### Provided records
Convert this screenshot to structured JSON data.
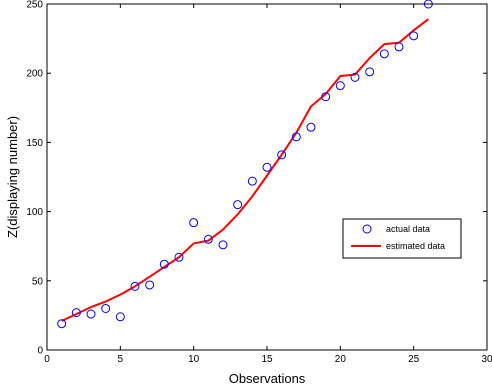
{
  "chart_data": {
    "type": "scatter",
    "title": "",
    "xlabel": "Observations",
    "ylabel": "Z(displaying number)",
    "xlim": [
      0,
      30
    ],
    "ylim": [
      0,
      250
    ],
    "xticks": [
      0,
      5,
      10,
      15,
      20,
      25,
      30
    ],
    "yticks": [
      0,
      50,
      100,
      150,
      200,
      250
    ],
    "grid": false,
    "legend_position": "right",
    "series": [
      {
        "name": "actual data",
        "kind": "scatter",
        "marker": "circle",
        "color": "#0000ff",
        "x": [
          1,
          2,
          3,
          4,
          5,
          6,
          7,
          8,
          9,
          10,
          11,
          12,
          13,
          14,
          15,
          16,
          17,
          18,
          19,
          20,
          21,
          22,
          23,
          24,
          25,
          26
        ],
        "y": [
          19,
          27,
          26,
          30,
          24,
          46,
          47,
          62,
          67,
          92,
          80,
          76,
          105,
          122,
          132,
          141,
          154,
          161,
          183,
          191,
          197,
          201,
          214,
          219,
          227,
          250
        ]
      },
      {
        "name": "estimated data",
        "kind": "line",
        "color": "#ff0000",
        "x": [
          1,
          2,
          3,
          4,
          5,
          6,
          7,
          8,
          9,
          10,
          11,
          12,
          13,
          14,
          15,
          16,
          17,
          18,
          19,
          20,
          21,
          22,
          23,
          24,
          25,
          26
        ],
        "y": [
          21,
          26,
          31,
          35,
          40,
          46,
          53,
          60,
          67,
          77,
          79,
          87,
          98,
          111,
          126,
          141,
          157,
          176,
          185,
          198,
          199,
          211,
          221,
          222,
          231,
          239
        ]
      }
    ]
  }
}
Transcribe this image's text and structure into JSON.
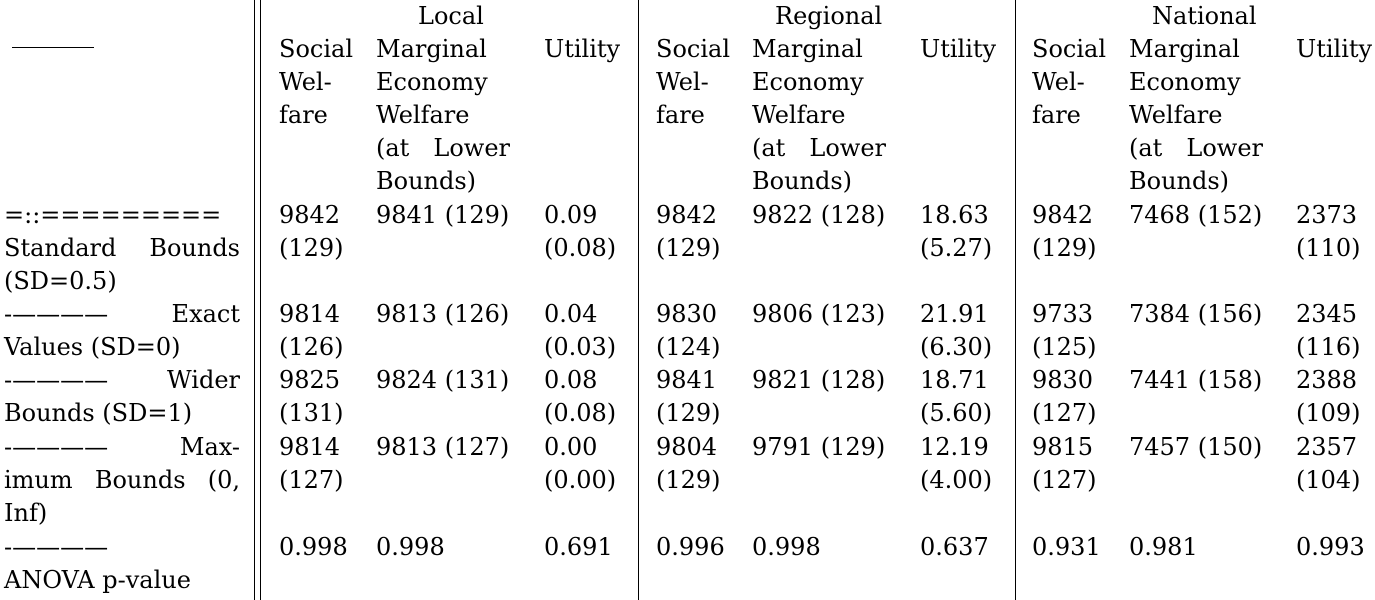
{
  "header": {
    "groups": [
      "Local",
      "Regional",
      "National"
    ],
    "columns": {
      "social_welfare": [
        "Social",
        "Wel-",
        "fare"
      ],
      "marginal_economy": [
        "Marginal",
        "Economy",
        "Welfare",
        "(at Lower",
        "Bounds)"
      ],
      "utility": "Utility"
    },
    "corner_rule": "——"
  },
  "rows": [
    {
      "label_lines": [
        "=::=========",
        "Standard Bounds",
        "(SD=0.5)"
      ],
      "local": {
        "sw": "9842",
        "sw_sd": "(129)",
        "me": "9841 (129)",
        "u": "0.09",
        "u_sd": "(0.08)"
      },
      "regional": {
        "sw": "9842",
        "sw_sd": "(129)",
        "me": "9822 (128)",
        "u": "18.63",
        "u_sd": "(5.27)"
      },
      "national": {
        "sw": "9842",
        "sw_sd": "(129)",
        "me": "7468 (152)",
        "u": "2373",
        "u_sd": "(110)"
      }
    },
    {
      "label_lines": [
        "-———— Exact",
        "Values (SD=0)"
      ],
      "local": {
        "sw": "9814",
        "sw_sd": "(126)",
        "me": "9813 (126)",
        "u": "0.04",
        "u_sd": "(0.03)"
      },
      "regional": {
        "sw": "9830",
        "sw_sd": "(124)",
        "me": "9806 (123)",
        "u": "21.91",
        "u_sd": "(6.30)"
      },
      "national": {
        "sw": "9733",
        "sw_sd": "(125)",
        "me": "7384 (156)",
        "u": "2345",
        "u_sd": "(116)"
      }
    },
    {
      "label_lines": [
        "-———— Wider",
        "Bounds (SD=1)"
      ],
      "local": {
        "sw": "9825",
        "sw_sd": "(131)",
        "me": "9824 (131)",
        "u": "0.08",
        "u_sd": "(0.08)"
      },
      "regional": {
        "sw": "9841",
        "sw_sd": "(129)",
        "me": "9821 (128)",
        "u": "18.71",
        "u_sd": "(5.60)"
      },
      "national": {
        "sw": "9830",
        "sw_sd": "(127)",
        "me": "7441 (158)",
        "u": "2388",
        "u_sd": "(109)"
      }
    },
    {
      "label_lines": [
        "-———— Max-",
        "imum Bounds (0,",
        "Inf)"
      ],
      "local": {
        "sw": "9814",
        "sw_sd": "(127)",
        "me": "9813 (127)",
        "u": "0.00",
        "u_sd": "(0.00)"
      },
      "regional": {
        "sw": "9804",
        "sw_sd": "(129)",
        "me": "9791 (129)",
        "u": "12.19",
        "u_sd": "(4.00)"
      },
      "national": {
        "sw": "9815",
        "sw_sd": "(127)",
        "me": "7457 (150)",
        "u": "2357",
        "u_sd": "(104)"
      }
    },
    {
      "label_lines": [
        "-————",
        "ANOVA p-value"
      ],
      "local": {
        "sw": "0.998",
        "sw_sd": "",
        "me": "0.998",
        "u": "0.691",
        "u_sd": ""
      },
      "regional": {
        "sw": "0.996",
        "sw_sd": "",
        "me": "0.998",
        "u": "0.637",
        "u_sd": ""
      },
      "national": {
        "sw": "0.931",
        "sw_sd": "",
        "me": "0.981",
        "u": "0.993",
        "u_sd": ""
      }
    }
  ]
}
######
▸ **Exercise requirements**
Quote the records in their entirety, keeping the wording exact and excluding pictures.

▸ **Solution for this problem**
Convert this screenshot to structured JSON data.
{
  "chart_data": {
    "type": "scatter",
    "title": "",
    "xlabel": "Observations",
    "ylabel": "Z(displaying number)",
    "xlim": [
      0,
      30
    ],
    "ylim": [
      0,
      250
    ],
    "xticks": [
      0,
      5,
      10,
      15,
      20,
      25,
      30
    ],
    "yticks": [
      0,
      50,
      100,
      150,
      200,
      250
    ],
    "grid": false,
    "legend_position": "right",
    "series": [
      {
        "name": "actual data",
        "kind": "scatter",
        "marker": "circle",
        "color": "#0000ff",
        "x": [
          1,
          2,
          3,
          4,
          5,
          6,
          7,
          8,
          9,
          10,
          11,
          12,
          13,
          14,
          15,
          16,
          17,
          18,
          19,
          20,
          21,
          22,
          23,
          24,
          25,
          26
        ],
        "y": [
          19,
          27,
          26,
          30,
          24,
          46,
          47,
          62,
          67,
          92,
          80,
          76,
          105,
          122,
          132,
          141,
          154,
          161,
          183,
          191,
          197,
          201,
          214,
          219,
          227,
          250
        ]
      },
      {
        "name": "estimated data",
        "kind": "line",
        "color": "#ff0000",
        "x": [
          1,
          2,
          3,
          4,
          5,
          6,
          7,
          8,
          9,
          10,
          11,
          12,
          13,
          14,
          15,
          16,
          17,
          18,
          19,
          20,
          21,
          22,
          23,
          24,
          25,
          26
        ],
        "y": [
          21,
          26,
          31,
          35,
          40,
          46,
          53,
          60,
          67,
          77,
          79,
          87,
          98,
          111,
          126,
          141,
          157,
          176,
          185,
          198,
          199,
          211,
          221,
          222,
          231,
          239
        ]
      }
    ]
  }
}
Transcribe this image's text and structure into JSON.
{
  "header": {
    "groups": [
      "Local",
      "Regional",
      "National"
    ],
    "columns": {
      "social_welfare": [
        "Social",
        "Wel-",
        "fare"
      ],
      "marginal_economy": [
        "Marginal",
        "Economy",
        "Welfare",
        "(at Lower",
        "Bounds)"
      ],
      "utility": "Utility"
    },
    "corner_rule": "——"
  },
  "rows": [
    {
      "label_lines": [
        "=::=========",
        "Standard Bounds",
        "(SD=0.5)"
      ],
      "local": {
        "sw": "9842",
        "sw_sd": "(129)",
        "me": "9841 (129)",
        "u": "0.09",
        "u_sd": "(0.08)"
      },
      "regional": {
        "sw": "9842",
        "sw_sd": "(129)",
        "me": "9822 (128)",
        "u": "18.63",
        "u_sd": "(5.27)"
      },
      "national": {
        "sw": "9842",
        "sw_sd": "(129)",
        "me": "7468 (152)",
        "u": "2373",
        "u_sd": "(110)"
      }
    },
    {
      "label_lines": [
        "-———— Exact",
        "Values (SD=0)"
      ],
      "local": {
        "sw": "9814",
        "sw_sd": "(126)",
        "me": "9813 (126)",
        "u": "0.04",
        "u_sd": "(0.03)"
      },
      "regional": {
        "sw": "9830",
        "sw_sd": "(124)",
        "me": "9806 (123)",
        "u": "21.91",
        "u_sd": "(6.30)"
      },
      "national": {
        "sw": "9733",
        "sw_sd": "(125)",
        "me": "7384 (156)",
        "u": "2345",
        "u_sd": "(116)"
      }
    },
    {
      "label_lines": [
        "-———— Wider",
        "Bounds (SD=1)"
      ],
      "local": {
        "sw": "9825",
        "sw_sd": "(131)",
        "me": "9824 (131)",
        "u": "0.08",
        "u_sd": "(0.08)"
      },
      "regional": {
        "sw": "9841",
        "sw_sd": "(129)",
        "me": "9821 (128)",
        "u": "18.71",
        "u_sd": "(5.60)"
      },
      "national": {
        "sw": "9830",
        "sw_sd": "(127)",
        "me": "7441 (158)",
        "u": "2388",
        "u_sd": "(109)"
      }
    },
    {
      "label_lines": [
        "-———— Max-",
        "imum Bounds (0,",
        "Inf)"
      ],
      "local": {
        "sw": "9814",
        "sw_sd": "(127)",
        "me": "9813 (127)",
        "u": "0.00",
        "u_sd": "(0.00)"
      },
      "regional": {
        "sw": "9804",
        "sw_sd": "(129)",
        "me": "9791 (129)",
        "u": "12.19",
        "u_sd": "(4.00)"
      },
      "national": {
        "sw": "9815",
        "sw_sd": "(127)",
        "me": "7457 (150)",
        "u": "2357",
        "u_sd": "(104)"
      }
    },
    {
      "label_lines": [
        "-————",
        "ANOVA p-value"
      ],
      "local": {
        "sw": "0.998",
        "sw_sd": "",
        "me": "0.998",
        "u": "0.691",
        "u_sd": ""
      },
      "regional": {
        "sw": "0.996",
        "sw_sd": "",
        "me": "0.998",
        "u": "0.637",
        "u_sd": ""
      },
      "national": {
        "sw": "0.931",
        "sw_sd": "",
        "me": "0.981",
        "u": "0.993",
        "u_sd": ""
      }
    }
  ]
}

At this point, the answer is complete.